# Written problem
Copy the records below exactly, omitting any pictures they contain.

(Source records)
--------------------------------
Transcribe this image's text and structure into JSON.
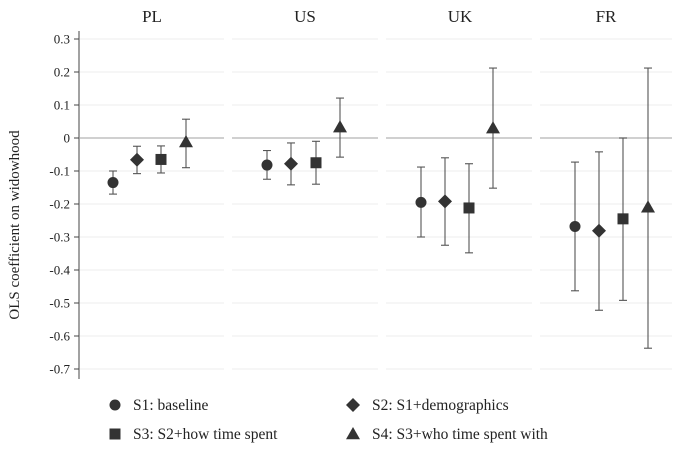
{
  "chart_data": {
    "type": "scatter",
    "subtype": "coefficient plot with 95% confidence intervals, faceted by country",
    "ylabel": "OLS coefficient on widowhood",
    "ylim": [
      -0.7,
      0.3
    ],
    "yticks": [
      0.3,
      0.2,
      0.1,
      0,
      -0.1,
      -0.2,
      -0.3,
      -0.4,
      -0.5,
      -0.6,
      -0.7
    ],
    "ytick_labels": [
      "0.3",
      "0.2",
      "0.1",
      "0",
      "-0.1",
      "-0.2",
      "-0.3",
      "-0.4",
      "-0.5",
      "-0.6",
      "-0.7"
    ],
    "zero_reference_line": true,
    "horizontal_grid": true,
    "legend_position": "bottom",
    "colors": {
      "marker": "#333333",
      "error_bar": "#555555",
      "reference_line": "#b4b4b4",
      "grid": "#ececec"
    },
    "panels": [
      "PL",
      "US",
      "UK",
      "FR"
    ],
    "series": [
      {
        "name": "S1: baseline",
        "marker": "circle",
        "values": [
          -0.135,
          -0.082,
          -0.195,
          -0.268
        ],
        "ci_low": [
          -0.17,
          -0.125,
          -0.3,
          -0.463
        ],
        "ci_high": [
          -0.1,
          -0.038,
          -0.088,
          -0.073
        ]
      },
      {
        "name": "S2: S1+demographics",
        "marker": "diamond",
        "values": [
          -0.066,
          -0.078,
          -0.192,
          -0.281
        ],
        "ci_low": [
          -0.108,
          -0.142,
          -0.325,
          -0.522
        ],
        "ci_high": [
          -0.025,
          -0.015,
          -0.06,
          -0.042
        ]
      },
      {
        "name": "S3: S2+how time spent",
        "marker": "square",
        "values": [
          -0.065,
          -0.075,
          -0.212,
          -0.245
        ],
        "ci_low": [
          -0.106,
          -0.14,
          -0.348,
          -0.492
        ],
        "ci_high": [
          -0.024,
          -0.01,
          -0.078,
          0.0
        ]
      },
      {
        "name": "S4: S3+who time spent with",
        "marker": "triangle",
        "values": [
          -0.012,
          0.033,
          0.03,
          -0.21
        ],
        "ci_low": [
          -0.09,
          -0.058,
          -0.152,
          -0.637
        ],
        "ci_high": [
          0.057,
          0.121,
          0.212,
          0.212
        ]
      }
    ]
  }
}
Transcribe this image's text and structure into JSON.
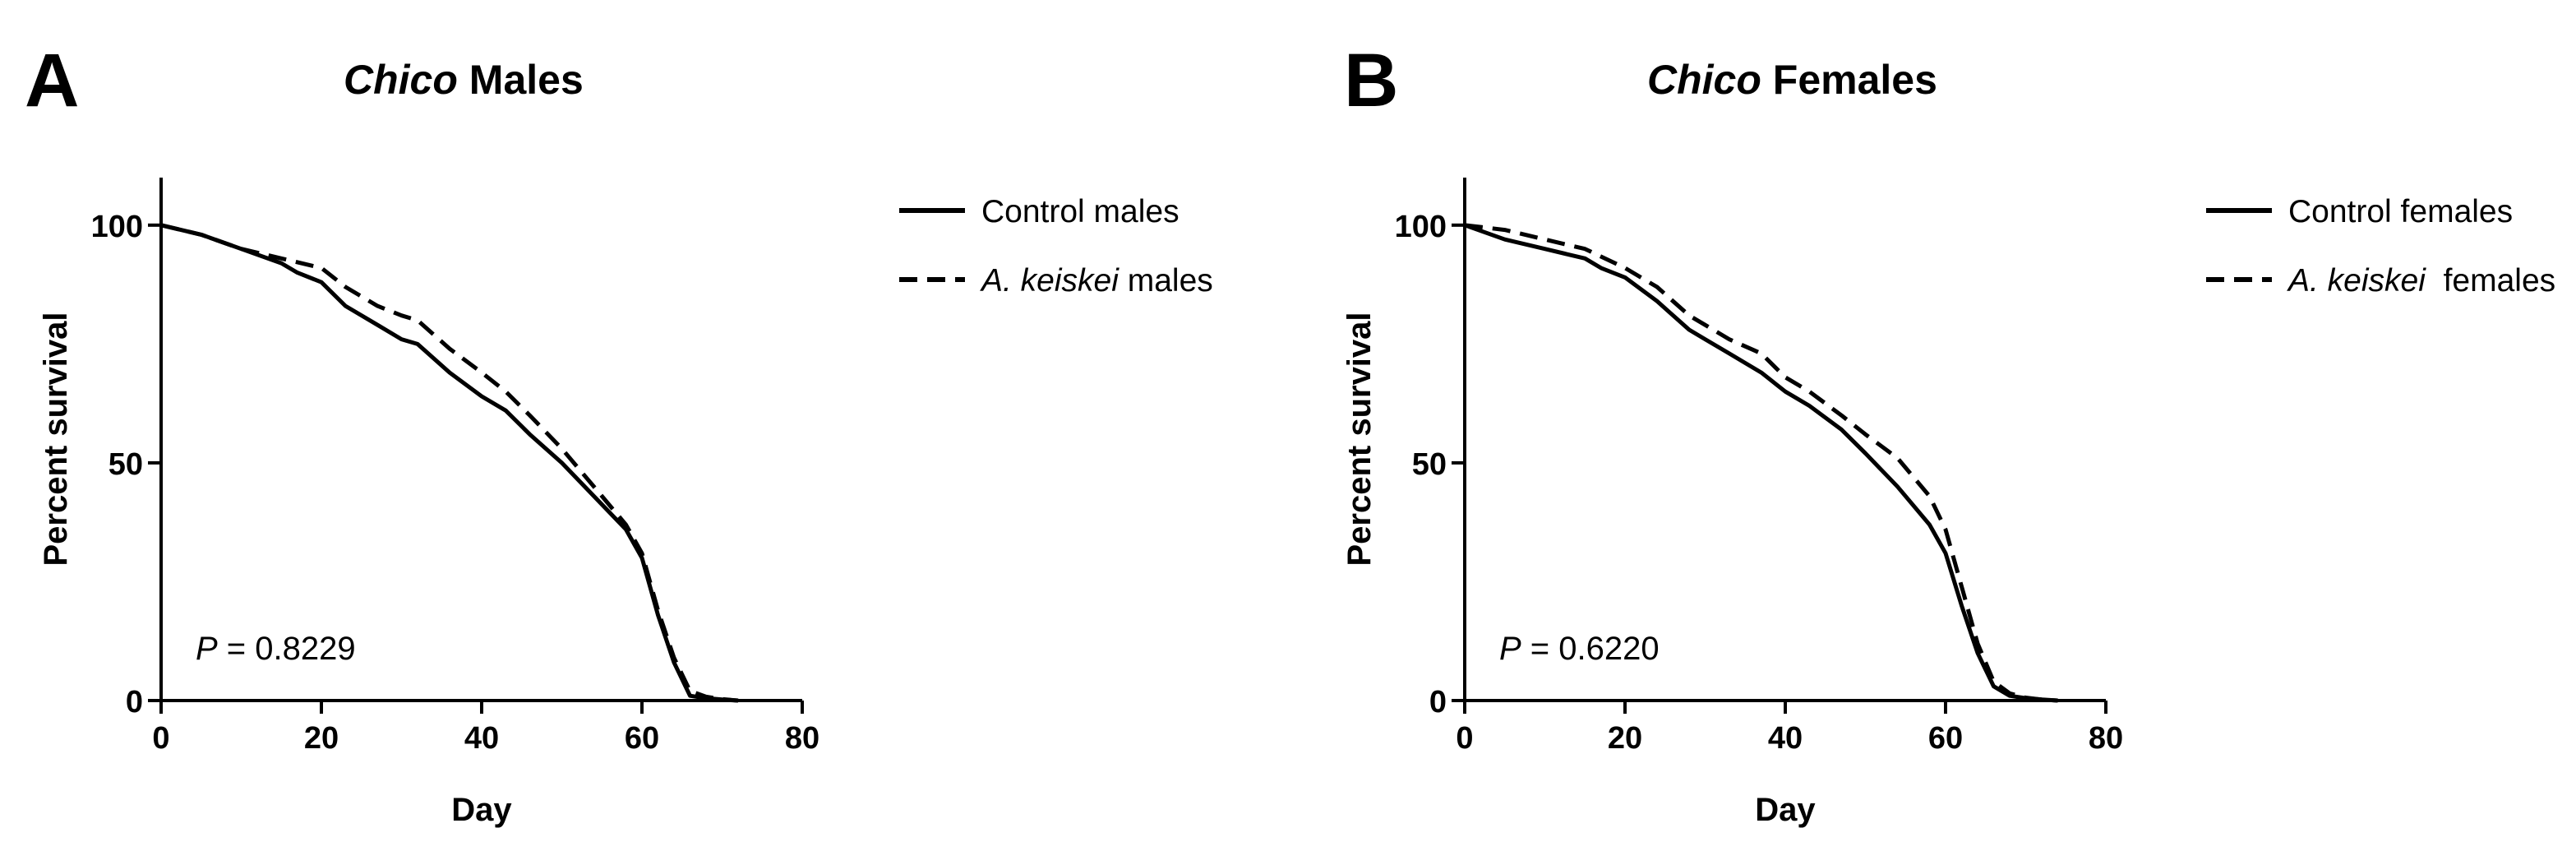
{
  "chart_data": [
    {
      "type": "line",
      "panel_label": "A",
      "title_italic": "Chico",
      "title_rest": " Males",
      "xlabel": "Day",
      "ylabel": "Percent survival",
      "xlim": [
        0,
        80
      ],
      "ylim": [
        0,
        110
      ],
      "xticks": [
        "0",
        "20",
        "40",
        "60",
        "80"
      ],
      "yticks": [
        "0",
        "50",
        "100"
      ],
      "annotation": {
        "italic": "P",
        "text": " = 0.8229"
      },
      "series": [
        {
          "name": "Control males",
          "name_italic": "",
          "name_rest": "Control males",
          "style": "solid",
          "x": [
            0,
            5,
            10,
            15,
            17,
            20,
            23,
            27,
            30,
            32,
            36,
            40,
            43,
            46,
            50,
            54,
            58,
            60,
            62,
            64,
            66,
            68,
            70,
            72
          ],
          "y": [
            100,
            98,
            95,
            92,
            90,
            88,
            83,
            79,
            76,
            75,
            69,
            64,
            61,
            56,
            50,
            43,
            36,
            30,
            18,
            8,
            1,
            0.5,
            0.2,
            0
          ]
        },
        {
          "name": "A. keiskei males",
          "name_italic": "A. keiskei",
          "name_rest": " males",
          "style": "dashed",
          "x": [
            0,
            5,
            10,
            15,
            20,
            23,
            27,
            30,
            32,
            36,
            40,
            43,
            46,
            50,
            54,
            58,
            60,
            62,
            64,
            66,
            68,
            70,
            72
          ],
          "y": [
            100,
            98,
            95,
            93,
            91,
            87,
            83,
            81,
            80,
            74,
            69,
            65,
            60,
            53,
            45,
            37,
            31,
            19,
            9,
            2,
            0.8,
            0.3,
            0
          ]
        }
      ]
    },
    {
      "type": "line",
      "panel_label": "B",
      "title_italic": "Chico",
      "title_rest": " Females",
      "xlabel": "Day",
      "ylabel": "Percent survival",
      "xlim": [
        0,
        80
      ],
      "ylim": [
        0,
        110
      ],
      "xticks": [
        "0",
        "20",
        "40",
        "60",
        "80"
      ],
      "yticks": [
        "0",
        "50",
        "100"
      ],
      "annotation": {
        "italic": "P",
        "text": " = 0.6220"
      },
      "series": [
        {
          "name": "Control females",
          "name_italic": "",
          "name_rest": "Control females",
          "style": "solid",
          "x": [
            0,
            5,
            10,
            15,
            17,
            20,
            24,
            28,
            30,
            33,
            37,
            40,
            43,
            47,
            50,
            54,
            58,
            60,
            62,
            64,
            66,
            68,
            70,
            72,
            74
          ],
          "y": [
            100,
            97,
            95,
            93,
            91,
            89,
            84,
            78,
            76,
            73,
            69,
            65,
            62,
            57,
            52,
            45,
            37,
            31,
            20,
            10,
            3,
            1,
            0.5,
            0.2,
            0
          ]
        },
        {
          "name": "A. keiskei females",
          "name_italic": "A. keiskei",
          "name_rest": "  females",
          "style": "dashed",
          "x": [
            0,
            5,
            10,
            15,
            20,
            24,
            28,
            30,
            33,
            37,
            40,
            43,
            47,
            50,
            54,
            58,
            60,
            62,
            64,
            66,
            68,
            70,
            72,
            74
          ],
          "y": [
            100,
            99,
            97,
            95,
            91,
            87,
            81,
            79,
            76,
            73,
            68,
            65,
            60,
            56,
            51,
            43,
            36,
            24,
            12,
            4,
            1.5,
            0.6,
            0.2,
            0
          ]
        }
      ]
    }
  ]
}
--------------------------------
# Correct answer
Transcribe this image's text and structure into JSON.
{
  "chart_data": {
    "type": "scatter",
    "subtype": "coefficient plot with 95% confidence intervals, faceted by country",
    "ylabel": "OLS coefficient on widowhood",
    "ylim": [
      -0.7,
      0.3
    ],
    "yticks": [
      0.3,
      0.2,
      0.1,
      0,
      -0.1,
      -0.2,
      -0.3,
      -0.4,
      -0.5,
      -0.6,
      -0.7
    ],
    "ytick_labels": [
      "0.3",
      "0.2",
      "0.1",
      "0",
      "-0.1",
      "-0.2",
      "-0.3",
      "-0.4",
      "-0.5",
      "-0.6",
      "-0.7"
    ],
    "zero_reference_line": true,
    "horizontal_grid": true,
    "legend_position": "bottom",
    "colors": {
      "marker": "#333333",
      "error_bar": "#555555",
      "reference_line": "#b4b4b4",
      "grid": "#ececec"
    },
    "panels": [
      "PL",
      "US",
      "UK",
      "FR"
    ],
    "series": [
      {
        "name": "S1: baseline",
        "marker": "circle",
        "values": [
          -0.135,
          -0.082,
          -0.195,
          -0.268
        ],
        "ci_low": [
          -0.17,
          -0.125,
          -0.3,
          -0.463
        ],
        "ci_high": [
          -0.1,
          -0.038,
          -0.088,
          -0.073
        ]
      },
      {
        "name": "S2: S1+demographics",
        "marker": "diamond",
        "values": [
          -0.066,
          -0.078,
          -0.192,
          -0.281
        ],
        "ci_low": [
          -0.108,
          -0.142,
          -0.325,
          -0.522
        ],
        "ci_high": [
          -0.025,
          -0.015,
          -0.06,
          -0.042
        ]
      },
      {
        "name": "S3: S2+how time spent",
        "marker": "square",
        "values": [
          -0.065,
          -0.075,
          -0.212,
          -0.245
        ],
        "ci_low": [
          -0.106,
          -0.14,
          -0.348,
          -0.492
        ],
        "ci_high": [
          -0.024,
          -0.01,
          -0.078,
          0.0
        ]
      },
      {
        "name": "S4: S3+who time spent with",
        "marker": "triangle",
        "values": [
          -0.012,
          0.033,
          0.03,
          -0.21
        ],
        "ci_low": [
          -0.09,
          -0.058,
          -0.152,
          -0.637
        ],
        "ci_high": [
          0.057,
          0.121,
          0.212,
          0.212
        ]
      }
    ]
  }
}
Transcribe this image's text and structure into JSON.
{
  "chart_data": [
    {
      "type": "line",
      "panel_label": "A",
      "title_italic": "Chico",
      "title_rest": " Males",
      "xlabel": "Day",
      "ylabel": "Percent survival",
      "xlim": [
        0,
        80
      ],
      "ylim": [
        0,
        110
      ],
      "xticks": [
        "0",
        "20",
        "40",
        "60",
        "80"
      ],
      "yticks": [
        "0",
        "50",
        "100"
      ],
      "annotation": {
        "italic": "P",
        "text": " = 0.8229"
      },
      "series": [
        {
          "name": "Control males",
          "name_italic": "",
          "name_rest": "Control males",
          "style": "solid",
          "x": [
            0,
            5,
            10,
            15,
            17,
            20,
            23,
            27,
            30,
            32,
            36,
            40,
            43,
            46,
            50,
            54,
            58,
            60,
            62,
            64,
            66,
            68,
            70,
            72
          ],
          "y": [
            100,
            98,
            95,
            92,
            90,
            88,
            83,
            79,
            76,
            75,
            69,
            64,
            61,
            56,
            50,
            43,
            36,
            30,
            18,
            8,
            1,
            0.5,
            0.2,
            0
          ]
        },
        {
          "name": "A. keiskei males",
          "name_italic": "A. keiskei",
          "name_rest": " males",
          "style": "dashed",
          "x": [
            0,
            5,
            10,
            15,
            20,
            23,
            27,
            30,
            32,
            36,
            40,
            43,
            46,
            50,
            54,
            58,
            60,
            62,
            64,
            66,
            68,
            70,
            72
          ],
          "y": [
            100,
            98,
            95,
            93,
            91,
            87,
            83,
            81,
            80,
            74,
            69,
            65,
            60,
            53,
            45,
            37,
            31,
            19,
            9,
            2,
            0.8,
            0.3,
            0
          ]
        }
      ]
    },
    {
      "type": "line",
      "panel_label": "B",
      "title_italic": "Chico",
      "title_rest": " Females",
      "xlabel": "Day",
      "ylabel": "Percent survival",
      "xlim": [
        0,
        80
      ],
      "ylim": [
        0,
        110
      ],
      "xticks": [
        "0",
        "20",
        "40",
        "60",
        "80"
      ],
      "yticks": [
        "0",
        "50",
        "100"
      ],
      "annotation": {
        "italic": "P",
        "text": " = 0.6220"
      },
      "series": [
        {
          "name": "Control females",
          "name_italic": "",
          "name_rest": "Control females",
          "style": "solid",
          "x": [
            0,
            5,
            10,
            15,
            17,
            20,
            24,
            28,
            30,
            33,
            37,
            40,
            43,
            47,
            50,
            54,
            58,
            60,
            62,
            64,
            66,
            68,
            70,
            72,
            74
          ],
          "y": [
            100,
            97,
            95,
            93,
            91,
            89,
            84,
            78,
            76,
            73,
            69,
            65,
            62,
            57,
            52,
            45,
            37,
            31,
            20,
            10,
            3,
            1,
            0.5,
            0.2,
            0
          ]
        },
        {
          "name": "A. keiskei females",
          "name_italic": "A. keiskei",
          "name_rest": "  females",
          "style": "dashed",
          "x": [
            0,
            5,
            10,
            15,
            20,
            24,
            28,
            30,
            33,
            37,
            40,
            43,
            47,
            50,
            54,
            58,
            60,
            62,
            64,
            66,
            68,
            70,
            72,
            74
          ],
          "y": [
            100,
            99,
            97,
            95,
            91,
            87,
            81,
            79,
            76,
            73,
            68,
            65,
            60,
            56,
            51,
            43,
            36,
            24,
            12,
            4,
            1.5,
            0.6,
            0.2,
            0
          ]
        }
      ]
    }
  ]
}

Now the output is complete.